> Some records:
◇ ◇ ◇ ◇ ◇

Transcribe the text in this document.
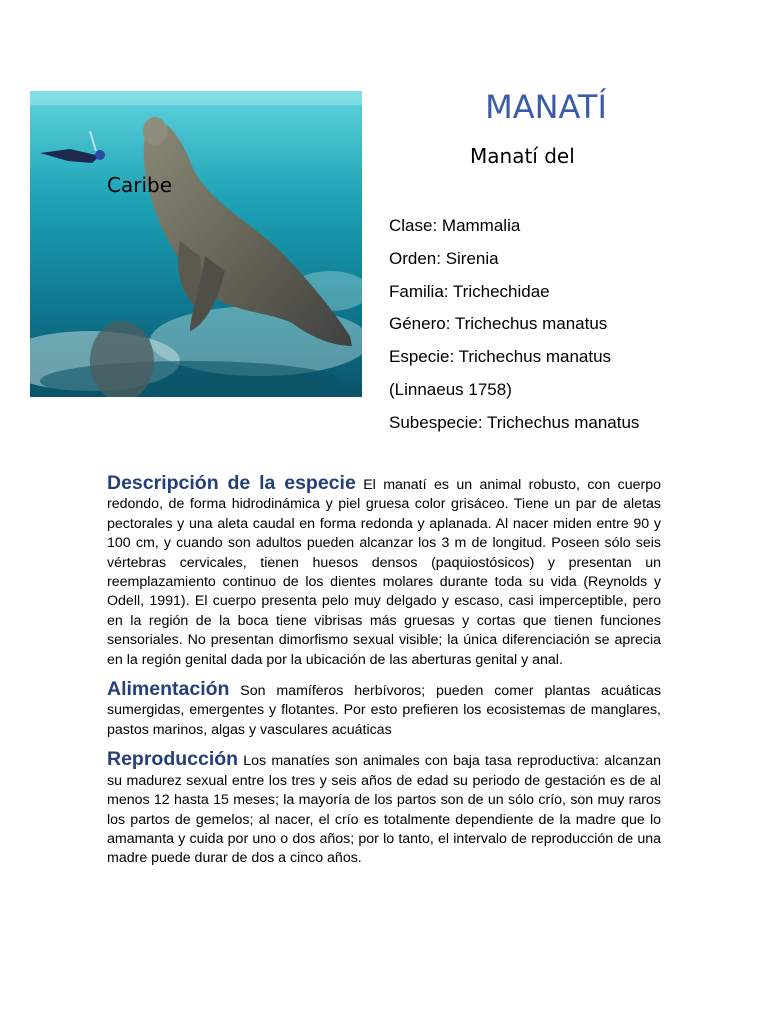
MANATÍ
Manatí del
Caribe
Clase: Mammalia
Orden: Sirenia
Familia: Trichechidae
Género: Trichechus manatus
Especie: Trichechus manatus
(Linnaeus 1758)
Subespecie: Trichechus manatus

Descripción de la especie El manatí es un animal robusto, con cuerpo redondo, de forma hidrodinámica y piel gruesa color grisáceo. Tiene un par de aletas pectorales y una aleta caudal en forma redonda y aplanada. Al nacer miden entre 90 y 100 cm, y cuando son adultos pueden alcanzar los 3 m de longitud. Poseen sólo seis vértebras cervicales, tienen huesos densos (paquiostósicos) y presentan un reemplazamiento continuo de los dientes molares durante toda su vida (Reynolds y Odell, 1991). El cuerpo presenta pelo muy delgado y escaso, casi imperceptible, pero en la región de la boca tiene vibrisas más gruesas y cortas que tienen funciones sensoriales. No presentan dimorfismo sexual visible; la única diferenciación se aprecia en la región genital dada por la ubicación de las aberturas genital y anal.

Alimentación Son mamíferos herbívoros; pueden comer plantas acuáticas sumergidas, emergentes y flotantes. Por esto prefieren los ecosistemas de manglares, pastos marinos, algas y vasculares acuáticas

Reproducción Los manatíes son animales con baja tasa reproductiva: alcanzan su madurez sexual entre los tres y seis años de edad su periodo de gestación es de al menos 12 hasta 15 meses; la mayoría de los partos son de un sólo crío, son muy raros los partos de gemelos; al nacer, el crío es totalmente dependiente de la madre que lo amamanta y cuida por uno o dos años; por lo tanto, el intervalo de reproducción de una madre puede durar de dos a cinco años.
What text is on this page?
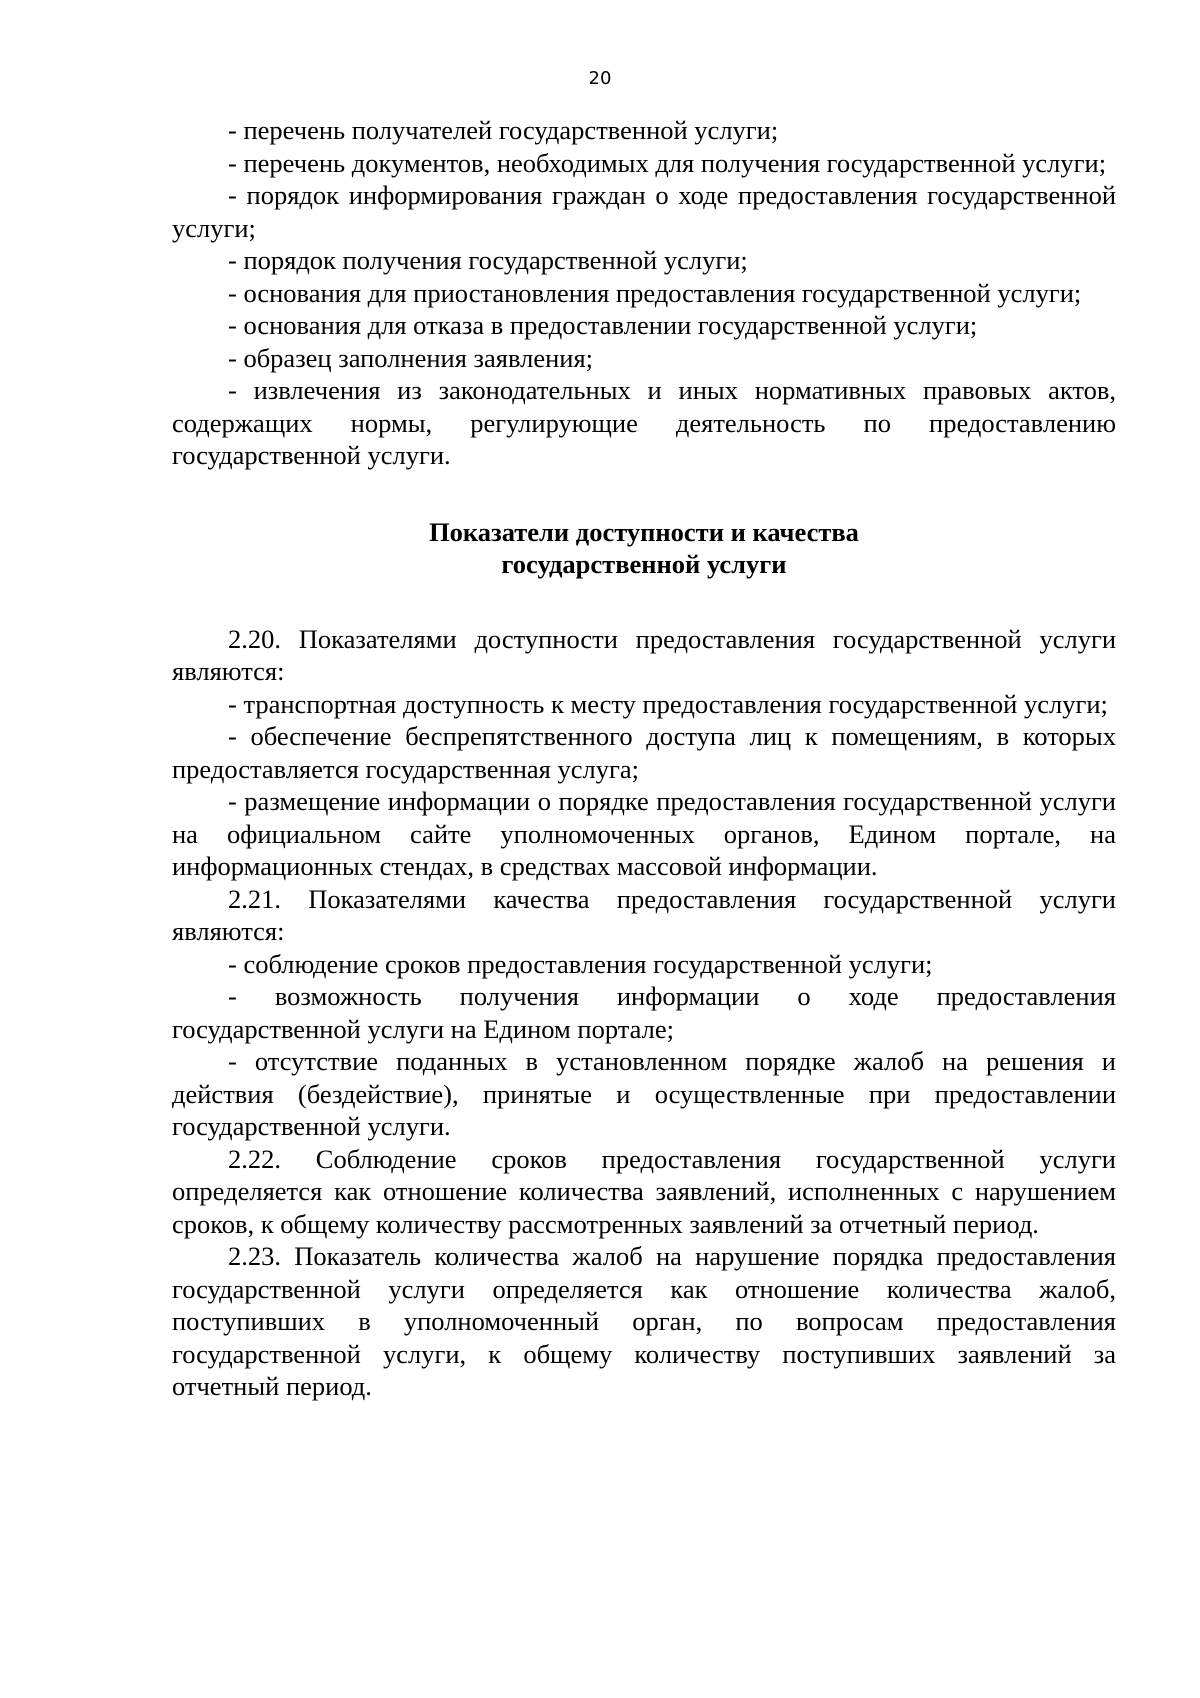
20

- перечень получателей государственной услуги;

- перечень документов, необходимых для получения государственной услуги;

- порядок информирования граждан о ходе предоставления государственной услуги;

- порядок получения государственной услуги;

- основания для приостановления предоставления государственной услуги;

- основания для отказа в предоставлении государственной услуги;

- образец заполнения заявления;

- извлечения из законодательных и иных нормативных правовых актов, содержащих нормы, регулирующие деятельность по предоставлению государственной услуги.

Показатели доступности и качества
государственной услуги

2.20. Показателями доступности предоставления государственной услуги являются:

- транспортная доступность к месту предоставления государственной услуги;

- обеспечение беспрепятственного доступа лиц к помещениям, в которых предоставляется государственная услуга;

- размещение информации о порядке предоставления государственной услуги на официальном сайте уполномоченных органов, Едином портале, на информационных стендах, в средствах массовой информации.

2.21. Показателями качества предоставления государственной услуги являются:

- соблюдение сроков предоставления государственной услуги;

- возможность получения информации о ходе предоставления государственной услуги на Едином портале;

- отсутствие поданных в установленном порядке жалоб на решения и действия (бездействие), принятые и осуществленные при предоставлении государственной услуги.

2.22. Соблюдение сроков предоставления государственной услуги определяется как отношение количества заявлений, исполненных с нарушением сроков, к общему количеству рассмотренных заявлений за отчетный период.

2.23. Показатель количества жалоб на нарушение порядка предоставления государственной услуги определяется как отношение количества жалоб, поступивших в уполномоченный орган, по вопросам предоставления государственной услуги, к общему количеству поступивших заявлений за отчетный период.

◇ ◇ ◇ ◇ ◇

All the lines above are to be given again exactly as they read, with the pictures removed.

Transcribe the text in this document.
MANATÍ
Manatí del
Caribe
Clase: Mammalia
Orden: Sirenia
Familia: Trichechidae
Género: Trichechus manatus
Especie: Trichechus manatus
(Linnaeus 1758)
Subespecie: Trichechus manatus

Descripción de la especie El manatí es un animal robusto, con cuerpo redondo, de forma hidrodinámica y piel gruesa color grisáceo. Tiene un par de aletas pectorales y una aleta caudal en forma redonda y aplanada. Al nacer miden entre 90 y 100 cm, y cuando son adultos pueden alcanzar los 3 m de longitud. Poseen sólo seis vértebras cervicales, tienen huesos densos (paquiostósicos) y presentan un reemplazamiento continuo de los dientes molares durante toda su vida (Reynolds y Odell, 1991). El cuerpo presenta pelo muy delgado y escaso, casi imperceptible, pero en la región de la boca tiene vibrisas más gruesas y cortas que tienen funciones sensoriales. No presentan dimorfismo sexual visible; la única diferenciación se aprecia en la región genital dada por la ubicación de las aberturas genital y anal.

Alimentación Son mamíferos herbívoros; pueden comer plantas acuáticas sumergidas, emergentes y flotantes. Por esto prefieren los ecosistemas de manglares, pastos marinos, algas y vasculares acuáticas

Reproducción Los manatíes son animales con baja tasa reproductiva: alcanzan su madurez sexual entre los tres y seis años de edad su periodo de gestación es de al menos 12 hasta 15 meses; la mayoría de los partos son de un sólo crío, son muy raros los partos de gemelos; al nacer, el crío es totalmente dependiente de la madre que lo amamanta y cuida por uno o dos años; por lo tanto, el intervalo de reproducción de una madre puede durar de dos a cinco años.
What text is on this page?
20

- перечень получателей государственной услуги;

- перечень документов, необходимых для получения государственной услуги;

- порядок информирования граждан о ходе предоставления государственной услуги;

- порядок получения государственной услуги;

- основания для приостановления предоставления государственной услуги;

- основания для отказа в предоставлении государственной услуги;

- образец заполнения заявления;

- извлечения из законодательных и иных нормативных правовых актов, содержащих нормы, регулирующие деятельность по предоставлению государственной услуги.

Показатели доступности и качества
государственной услуги

2.20. Показателями доступности предоставления государственной услуги являются:

- транспортная доступность к месту предоставления государственной услуги;

- обеспечение беспрепятственного доступа лиц к помещениям, в которых предоставляется государственная услуга;

- размещение информации о порядке предоставления государственной услуги на официальном сайте уполномоченных органов, Едином портале, на информационных стендах, в средствах массовой информации.

2.21. Показателями качества предоставления государственной услуги являются:

- соблюдение сроков предоставления государственной услуги;

- возможность получения информации о ходе предоставления государственной услуги на Едином портале;

- отсутствие поданных в установленном порядке жалоб на решения и действия (бездействие), принятые и осуществленные при предоставлении государственной услуги.

2.22. Соблюдение сроков предоставления государственной услуги определяется как отношение количества заявлений, исполненных с нарушением сроков, к общему количеству рассмотренных заявлений за отчетный период.

2.23. Показатель количества жалоб на нарушение порядка предоставления государственной услуги определяется как отношение количества жалоб, поступивших в уполномоченный орган, по вопросам предоставления государственной услуги, к общему количеству поступивших заявлений за отчетный период.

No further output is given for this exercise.